> TASK TO CARRY OUT
Quote every line below exactly as it reads.

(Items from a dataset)
==============================

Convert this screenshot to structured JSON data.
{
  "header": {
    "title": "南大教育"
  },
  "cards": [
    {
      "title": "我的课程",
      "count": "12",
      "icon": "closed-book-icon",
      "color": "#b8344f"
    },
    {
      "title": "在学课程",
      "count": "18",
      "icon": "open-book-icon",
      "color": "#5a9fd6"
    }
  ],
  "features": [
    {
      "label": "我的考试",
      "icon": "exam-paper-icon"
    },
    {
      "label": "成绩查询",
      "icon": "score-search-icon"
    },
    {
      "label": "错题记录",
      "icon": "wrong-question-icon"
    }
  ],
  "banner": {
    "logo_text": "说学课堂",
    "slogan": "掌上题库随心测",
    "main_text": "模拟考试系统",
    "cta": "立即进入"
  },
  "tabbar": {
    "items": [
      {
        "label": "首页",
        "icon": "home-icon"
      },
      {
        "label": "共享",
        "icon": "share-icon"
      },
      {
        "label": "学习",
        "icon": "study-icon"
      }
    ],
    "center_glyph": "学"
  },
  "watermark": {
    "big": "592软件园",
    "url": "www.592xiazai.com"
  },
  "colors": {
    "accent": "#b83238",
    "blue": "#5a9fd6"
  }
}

==============================

> FULL ANSWER
Convert this screenshot to structured JSON data.
{
  "header": {
    "title": "南大教育"
  },
  "cards": [
    {
      "title": "我的课程",
      "count": "12",
      "icon": "closed-book-icon",
      "color": "#b8344f"
    },
    {
      "title": "在学课程",
      "count": "18",
      "icon": "open-book-icon",
      "color": "#5a9fd6"
    }
  ],
  "features": [
    {
      "label": "我的考试",
      "icon": "exam-paper-icon"
    },
    {
      "label": "成绩查询",
      "icon": "score-search-icon"
    },
    {
      "label": "错题记录",
      "icon": "wrong-question-icon"
    }
  ],
  "banner": {
    "logo_text": "说学课堂",
    "slogan": "掌上题库随心测",
    "main_text": "模拟考试系统",
    "cta": "立即进入"
  },
  "tabbar": {
    "items": [
      {
        "label": "首页",
        "icon": "home-icon"
      },
      {
        "label": "共享",
        "icon": "share-icon"
      },
      {
        "label": "学习",
        "icon": "study-icon"
      }
    ],
    "center_glyph": "学"
  },
  "watermark": {
    "big": "592软件园",
    "url": "www.592xiazai.com"
  },
  "colors": {
    "accent": "#b83238",
    "blue": "#5a9fd6"
  }
}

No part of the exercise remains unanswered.